DATA ENTRIES:
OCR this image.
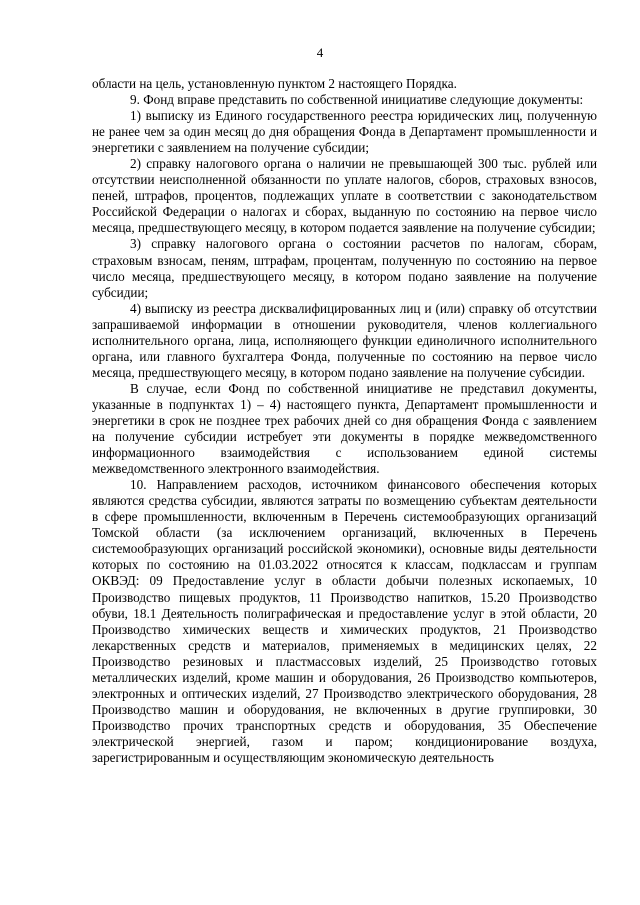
4

области на цель, установленную пунктом 2 настоящего Порядка.

9. Фонд вправе представить по собственной инициативе следующие документы:

1) выписку из Единого государственного реестра юридических лиц, полученную не ранее чем за один месяц до дня обращения Фонда в Департамент промышленности и энергетики с заявлением на получение субсидии;

2) справку налогового органа о наличии не превышающей 300 тыс. рублей или отсутствии неисполненной обязанности по уплате налогов, сборов, страховых взносов, пеней, штрафов, процентов, подлежащих уплате в соответствии с законодательством Российской Федерации о налогах и сборах, выданную по состоянию на первое число месяца, предшествующего месяцу, в котором подается заявление на получение субсидии;

3) справку налогового органа о состоянии расчетов по налогам, сборам, страховым взносам, пеням, штрафам, процентам, полученную по состоянию на первое число месяца, предшествующего месяцу, в котором подано заявление на получение субсидии;

4) выписку из реестра дисквалифицированных лиц и (или) справку об отсутствии запрашиваемой информации в отношении руководителя, членов коллегиального исполнительного органа, лица, исполняющего функции единоличного исполнительного органа, или главного бухгалтера Фонда, полученные по состоянию на первое число месяца, предшествующего месяцу, в котором подано заявление на получение субсидии.

В случае, если Фонд по собственной инициативе не представил документы, указанные в подпунктах 1) – 4) настоящего пункта, Департамент промышленности и энергетики в срок не позднее трех рабочих дней со дня обращения Фонда с заявлением на получение субсидии истребует эти документы в порядке межведомственного информационного взаимодействия с использованием единой системы межведомственного электронного взаимодействия.

10. Направлением расходов, источником финансового обеспечения которых являются средства субсидии, являются затраты по возмещению субъектам деятельности в сфере промышленности, включенным в Перечень системообразующих организаций Томской области (за исключением организаций, включенных в Перечень системообразующих организаций российской экономики), основные виды деятельности которых по состоянию на 01.03.2022 относятся к классам, подклассам и группам ОКВЭД: 09 Предоставление услуг в области добычи полезных ископаемых, 10 Производство пищевых продуктов, 11 Производство напитков, 15.20 Производство обуви, 18.1 Деятельность полиграфическая и предоставление услуг в этой области, 20 Производство химических веществ и химических продуктов, 21 Производство лекарственных средств и материалов, применяемых в медицинских целях, 22 Производство резиновых и пластмассовых изделий, 25 Производство готовых металлических изделий, кроме машин и оборудования, 26 Производство компьютеров, электронных и оптических изделий, 27 Производство электрического оборудования, 28 Производство машин и оборудования, не включенных в другие группировки, 30 Производство прочих транспортных средств и оборудования, 35 Обеспечение электрической энергией, газом и паром; кондиционирование воздуха, зарегистрированным и осуществляющим экономическую деятельность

WRITTEN EXERCISE: Every line above should be repeated exactly; pictures stay out of the copy.

WRITTEN SOLUTION:
OCR this image.
4

области на цель, установленную пунктом 2 настоящего Порядка.

9. Фонд вправе представить по собственной инициативе следующие документы:

1) выписку из Единого государственного реестра юридических лиц, полученную не ранее чем за один месяц до дня обращения Фонда в Департамент промышленности и энергетики с заявлением на получение субсидии;

2) справку налогового органа о наличии не превышающей 300 тыс. рублей или отсутствии неисполненной обязанности по уплате налогов, сборов, страховых взносов, пеней, штрафов, процентов, подлежащих уплате в соответствии с законодательством Российской Федерации о налогах и сборах, выданную по состоянию на первое число месяца, предшествующего месяцу, в котором подается заявление на получение субсидии;

3) справку налогового органа о состоянии расчетов по налогам, сборам, страховым взносам, пеням, штрафам, процентам, полученную по состоянию на первое число месяца, предшествующего месяцу, в котором подано заявление на получение субсидии;

4) выписку из реестра дисквалифицированных лиц и (или) справку об отсутствии запрашиваемой информации в отношении руководителя, членов коллегиального исполнительного органа, лица, исполняющего функции единоличного исполнительного органа, или главного бухгалтера Фонда, полученные по состоянию на первое число месяца, предшествующего месяцу, в котором подано заявление на получение субсидии.

В случае, если Фонд по собственной инициативе не представил документы, указанные в подпунктах 1) – 4) настоящего пункта, Департамент промышленности и энергетики в срок не позднее трех рабочих дней со дня обращения Фонда с заявлением на получение субсидии истребует эти документы в порядке межведомственного информационного взаимодействия с использованием единой системы межведомственного электронного взаимодействия.

10. Направлением расходов, источником финансового обеспечения которых являются средства субсидии, являются затраты по возмещению субъектам деятельности в сфере промышленности, включенным в Перечень системообразующих организаций Томской области (за исключением организаций, включенных в Перечень системообразующих организаций российской экономики), основные виды деятельности которых по состоянию на 01.03.2022 относятся к классам, подклассам и группам ОКВЭД: 09 Предоставление услуг в области добычи полезных ископаемых, 10 Производство пищевых продуктов, 11 Производство напитков, 15.20 Производство обуви, 18.1 Деятельность полиграфическая и предоставление услуг в этой области, 20 Производство химических веществ и химических продуктов, 21 Производство лекарственных средств и материалов, применяемых в медицинских целях, 22 Производство резиновых и пластмассовых изделий, 25 Производство готовых металлических изделий, кроме машин и оборудования, 26 Производство компьютеров, электронных и оптических изделий, 27 Производство электрического оборудования, 28 Производство машин и оборудования, не включенных в другие группировки, 30 Производство прочих транспортных средств и оборудования, 35 Обеспечение электрической энергией, газом и паром; кондиционирование воздуха, зарегистрированным и осуществляющим экономическую деятельность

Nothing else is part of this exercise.